◆ **TASK REQUIREMENTS**
Print, exactly and completely, every entry in the data.

◆ **RECORDS PROVIDED**
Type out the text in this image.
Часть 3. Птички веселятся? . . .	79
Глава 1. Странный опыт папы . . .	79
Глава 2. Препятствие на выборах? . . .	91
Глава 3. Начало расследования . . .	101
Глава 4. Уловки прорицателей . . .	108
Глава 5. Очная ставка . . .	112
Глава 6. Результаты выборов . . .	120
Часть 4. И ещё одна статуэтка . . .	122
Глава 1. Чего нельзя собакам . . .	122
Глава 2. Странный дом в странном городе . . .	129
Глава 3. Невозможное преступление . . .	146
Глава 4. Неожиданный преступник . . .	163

◆ **RESULT FOR THIS EXERCISE**
Type out the text in this image.
Часть 3. Птички веселятся? . . .	79
Глава 1. Странный опыт папы . . .	79
Глава 2. Препятствие на выборах? . . .	91
Глава 3. Начало расследования . . .	101
Глава 4. Уловки прорицателей . . .	108
Глава 5. Очная ставка . . .	112
Глава 6. Результаты выборов . . .	120
Часть 4. И ещё одна статуэтка . . .	122
Глава 1. Чего нельзя собакам . . .	122
Глава 2. Странный дом в странном городе . . .	129
Глава 3. Невозможное преступление . . .	146
Глава 4. Неожиданный преступник . . .	163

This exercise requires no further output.